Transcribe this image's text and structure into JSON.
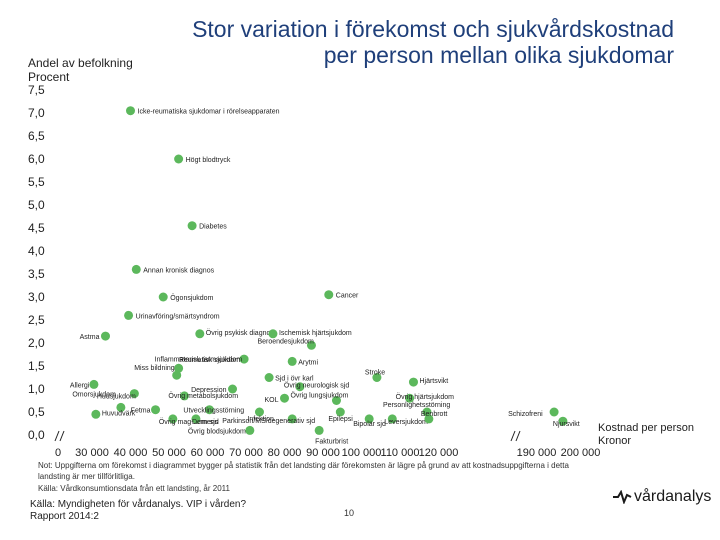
{
  "title_line1": "Stor variation i förekomst och sjukvårdskostnad",
  "title_line2": "per person mellan olika sjukdomar",
  "y_axis_label_line1": "Andel av befolkning",
  "y_axis_label_line2": "Procent",
  "x_axis_label_line1": "Kostnad per person",
  "x_axis_label_line2": "Kronor",
  "notes": {
    "line1": "Not: Uppgifterna om förekomst i diagrammet bygger på statistik från det landsting där förekomsten är lägre på grund av att kostnadsuppgifterna i detta",
    "line2": "landsting är mer tillförlitliga.",
    "line3": "Källa: Vårdkonsumtionsdata från ett landsting, år 2011"
  },
  "source": {
    "line1": "Källa: Myndigheten för vårdanalys. VIP i vården?",
    "line2": "Rapport 2014:2"
  },
  "page_number": "10",
  "logo_text": "vårdanalys",
  "colors": {
    "title": "#1f3f7a",
    "marker": "#5cb85c",
    "axis": "#222222"
  },
  "chart_data": {
    "type": "scatter",
    "y_ticks": [
      "0,0",
      "0,5",
      "1,0",
      "1,5",
      "2,0",
      "2,5",
      "3,0",
      "3,5",
      "4,0",
      "4,5",
      "5,0",
      "5,5",
      "6,0",
      "6,5",
      "7,0",
      "7,5"
    ],
    "ylim": [
      0,
      7.5
    ],
    "x_ticks": [
      "0",
      "30 000",
      "40 000",
      "50 000",
      "60 000",
      "70 000",
      "80 000",
      "90 000",
      "100 000",
      "110 000",
      "120 000",
      "190 000",
      "200 000"
    ],
    "x_tick_values": [
      0,
      30000,
      40000,
      50000,
      60000,
      70000,
      80000,
      90000,
      100000,
      110000,
      120000,
      190000,
      200000
    ],
    "x_axis_breaks": [
      "0–30 000",
      "120 000–190 000"
    ],
    "points": [
      {
        "label": "Icke-reumatiska sjukdomar i rörelseapparaten",
        "x": 40000,
        "y": 7.05
      },
      {
        "label": "Högt blodtryck",
        "x": 52500,
        "y": 6.0
      },
      {
        "label": "Diabetes",
        "x": 56000,
        "y": 4.55
      },
      {
        "label": "Annan kronisk diagnos",
        "x": 41500,
        "y": 3.6
      },
      {
        "label": "Ögonsjukdom",
        "x": 48500,
        "y": 3.0
      },
      {
        "label": "Cancer",
        "x": 91500,
        "y": 3.05
      },
      {
        "label": "Urinavföring/smärtsyndrom",
        "x": 39500,
        "y": 2.6
      },
      {
        "label": "Astma",
        "x": 33500,
        "y": 2.15
      },
      {
        "label": "Övrig psykisk diagnos",
        "x": 58000,
        "y": 2.2
      },
      {
        "label": "Ischemisk hjärtsjukdom",
        "x": 77000,
        "y": 2.2
      },
      {
        "label": "Beroendesjukdom",
        "x": 87000,
        "y": 1.95
      },
      {
        "label": "Reumatisk sjukdom",
        "x": 69500,
        "y": 1.65
      },
      {
        "label": "Arytmi",
        "x": 82000,
        "y": 1.6
      },
      {
        "label": "Inflammatorisk tarmsjukdom",
        "x": 52500,
        "y": 1.45
      },
      {
        "label": "Allergi",
        "x": 30500,
        "y": 1.1
      },
      {
        "label": "Miss bildning",
        "x": 52000,
        "y": 1.3
      },
      {
        "label": "Sjd i övr karl",
        "x": 76000,
        "y": 1.25
      },
      {
        "label": "Stroke",
        "x": 104000,
        "y": 1.25
      },
      {
        "label": "Hjärtsvikt",
        "x": 113500,
        "y": 1.15
      },
      {
        "label": "Övrig neurologisk sjd",
        "x": 84000,
        "y": 1.05
      },
      {
        "label": "Omorsjukdom",
        "x": 41000,
        "y": 0.9
      },
      {
        "label": "Övrig metabolsjukdom",
        "x": 54000,
        "y": 0.85
      },
      {
        "label": "Depression",
        "x": 66500,
        "y": 1.0
      },
      {
        "label": "Övrig hjärtsjukdom",
        "x": 112500,
        "y": 0.8
      },
      {
        "label": "KOL",
        "x": 80000,
        "y": 0.8
      },
      {
        "label": "Övrig lungsjukdom",
        "x": 93500,
        "y": 0.75
      },
      {
        "label": "Hudsjukdom",
        "x": 37500,
        "y": 0.6
      },
      {
        "label": "Fetma",
        "x": 46500,
        "y": 0.55
      },
      {
        "label": "Utvecklingsstörning",
        "x": 60500,
        "y": 0.55
      },
      {
        "label": "Infektion",
        "x": 73500,
        "y": 0.5
      },
      {
        "label": "Epilepsi",
        "x": 94500,
        "y": 0.5
      },
      {
        "label": "Personlighetsstörning",
        "x": 117000,
        "y": 0.5
      },
      {
        "label": "Schizofreni",
        "x": 194000,
        "y": 0.5
      },
      {
        "label": "Huvudvärk",
        "x": 31000,
        "y": 0.45
      },
      {
        "label": "Övrig mag-tarm-sjd",
        "x": 51000,
        "y": 0.35
      },
      {
        "label": "Demens",
        "x": 57000,
        "y": 0.35
      },
      {
        "label": "Parkinson/MS/degenerativ sjd",
        "x": 82000,
        "y": 0.35
      },
      {
        "label": "Bipolär sjd",
        "x": 102000,
        "y": 0.35
      },
      {
        "label": "Leversjukdom",
        "x": 108000,
        "y": 0.35
      },
      {
        "label": "Benbrott",
        "x": 117500,
        "y": 0.35
      },
      {
        "label": "Njursvikt",
        "x": 196000,
        "y": 0.3
      },
      {
        "label": "Övrig blodsjukdom",
        "x": 71000,
        "y": 0.1
      },
      {
        "label": "Fakturbrist",
        "x": 89000,
        "y": 0.1
      }
    ]
  }
}
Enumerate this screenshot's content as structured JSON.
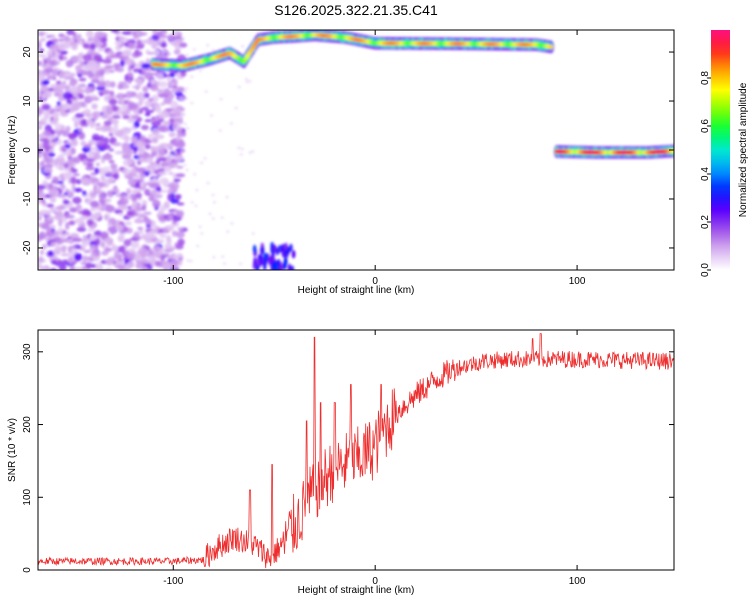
☆ ☆ ☆ ☆ ☆
Aim ▸
Write out the material above again, word for word, minus its pictures.

Solution to this exercise ▸
Transcribe this image's text and structure into JSON.
{
  "title_line1": "Stor variation i förekomst och sjukvårdskostnad",
  "title_line2": "per person mellan olika sjukdomar",
  "y_axis_label_line1": "Andel av befolkning",
  "y_axis_label_line2": "Procent",
  "x_axis_label_line1": "Kostnad per person",
  "x_axis_label_line2": "Kronor",
  "notes": {
    "line1": "Not: Uppgifterna om förekomst i diagrammet bygger på statistik från det landsting där förekomsten är lägre på grund av att kostnadsuppgifterna i detta",
    "line2": "landsting är mer tillförlitliga.",
    "line3": "Källa: Vårdkonsumtionsdata från ett landsting, år 2011"
  },
  "source": {
    "line1": "Källa: Myndigheten för vårdanalys. VIP i vården?",
    "line2": "Rapport 2014:2"
  },
  "page_number": "10",
  "logo_text": "vårdanalys",
  "colors": {
    "title": "#1f3f7a",
    "marker": "#5cb85c",
    "axis": "#222222"
  },
  "chart_data": {
    "type": "scatter",
    "y_ticks": [
      "0,0",
      "0,5",
      "1,0",
      "1,5",
      "2,0",
      "2,5",
      "3,0",
      "3,5",
      "4,0",
      "4,5",
      "5,0",
      "5,5",
      "6,0",
      "6,5",
      "7,0",
      "7,5"
    ],
    "ylim": [
      0,
      7.5
    ],
    "x_ticks": [
      "0",
      "30 000",
      "40 000",
      "50 000",
      "60 000",
      "70 000",
      "80 000",
      "90 000",
      "100 000",
      "110 000",
      "120 000",
      "190 000",
      "200 000"
    ],
    "x_tick_values": [
      0,
      30000,
      40000,
      50000,
      60000,
      70000,
      80000,
      90000,
      100000,
      110000,
      120000,
      190000,
      200000
    ],
    "x_axis_breaks": [
      "0–30 000",
      "120 000–190 000"
    ],
    "points": [
      {
        "label": "Icke-reumatiska sjukdomar i rörelseapparaten",
        "x": 40000,
        "y": 7.05
      },
      {
        "label": "Högt blodtryck",
        "x": 52500,
        "y": 6.0
      },
      {
        "label": "Diabetes",
        "x": 56000,
        "y": 4.55
      },
      {
        "label": "Annan kronisk diagnos",
        "x": 41500,
        "y": 3.6
      },
      {
        "label": "Ögonsjukdom",
        "x": 48500,
        "y": 3.0
      },
      {
        "label": "Cancer",
        "x": 91500,
        "y": 3.05
      },
      {
        "label": "Urinavföring/smärtsyndrom",
        "x": 39500,
        "y": 2.6
      },
      {
        "label": "Astma",
        "x": 33500,
        "y": 2.15
      },
      {
        "label": "Övrig psykisk diagnos",
        "x": 58000,
        "y": 2.2
      },
      {
        "label": "Ischemisk hjärtsjukdom",
        "x": 77000,
        "y": 2.2
      },
      {
        "label": "Beroendesjukdom",
        "x": 87000,
        "y": 1.95
      },
      {
        "label": "Reumatisk sjukdom",
        "x": 69500,
        "y": 1.65
      },
      {
        "label": "Arytmi",
        "x": 82000,
        "y": 1.6
      },
      {
        "label": "Inflammatorisk tarmsjukdom",
        "x": 52500,
        "y": 1.45
      },
      {
        "label": "Allergi",
        "x": 30500,
        "y": 1.1
      },
      {
        "label": "Miss bildning",
        "x": 52000,
        "y": 1.3
      },
      {
        "label": "Sjd i övr karl",
        "x": 76000,
        "y": 1.25
      },
      {
        "label": "Stroke",
        "x": 104000,
        "y": 1.25
      },
      {
        "label": "Hjärtsvikt",
        "x": 113500,
        "y": 1.15
      },
      {
        "label": "Övrig neurologisk sjd",
        "x": 84000,
        "y": 1.05
      },
      {
        "label": "Omorsjukdom",
        "x": 41000,
        "y": 0.9
      },
      {
        "label": "Övrig metabolsjukdom",
        "x": 54000,
        "y": 0.85
      },
      {
        "label": "Depression",
        "x": 66500,
        "y": 1.0
      },
      {
        "label": "Övrig hjärtsjukdom",
        "x": 112500,
        "y": 0.8
      },
      {
        "label": "KOL",
        "x": 80000,
        "y": 0.8
      },
      {
        "label": "Övrig lungsjukdom",
        "x": 93500,
        "y": 0.75
      },
      {
        "label": "Hudsjukdom",
        "x": 37500,
        "y": 0.6
      },
      {
        "label": "Fetma",
        "x": 46500,
        "y": 0.55
      },
      {
        "label": "Utvecklingsstörning",
        "x": 60500,
        "y": 0.55
      },
      {
        "label": "Infektion",
        "x": 73500,
        "y": 0.5
      },
      {
        "label": "Epilepsi",
        "x": 94500,
        "y": 0.5
      },
      {
        "label": "Personlighetsstörning",
        "x": 117000,
        "y": 0.5
      },
      {
        "label": "Schizofreni",
        "x": 194000,
        "y": 0.5
      },
      {
        "label": "Huvudvärk",
        "x": 31000,
        "y": 0.45
      },
      {
        "label": "Övrig mag-tarm-sjd",
        "x": 51000,
        "y": 0.35
      },
      {
        "label": "Demens",
        "x": 57000,
        "y": 0.35
      },
      {
        "label": "Parkinson/MS/degenerativ sjd",
        "x": 82000,
        "y": 0.35
      },
      {
        "label": "Bipolär sjd",
        "x": 102000,
        "y": 0.35
      },
      {
        "label": "Leversjukdom",
        "x": 108000,
        "y": 0.35
      },
      {
        "label": "Benbrott",
        "x": 117500,
        "y": 0.35
      },
      {
        "label": "Njursvikt",
        "x": 196000,
        "y": 0.3
      },
      {
        "label": "Övrig blodsjukdom",
        "x": 71000,
        "y": 0.1
      },
      {
        "label": "Fakturbrist",
        "x": 89000,
        "y": 0.1
      }
    ]
  }
}
Enumerate this screenshot's content as structured JSON.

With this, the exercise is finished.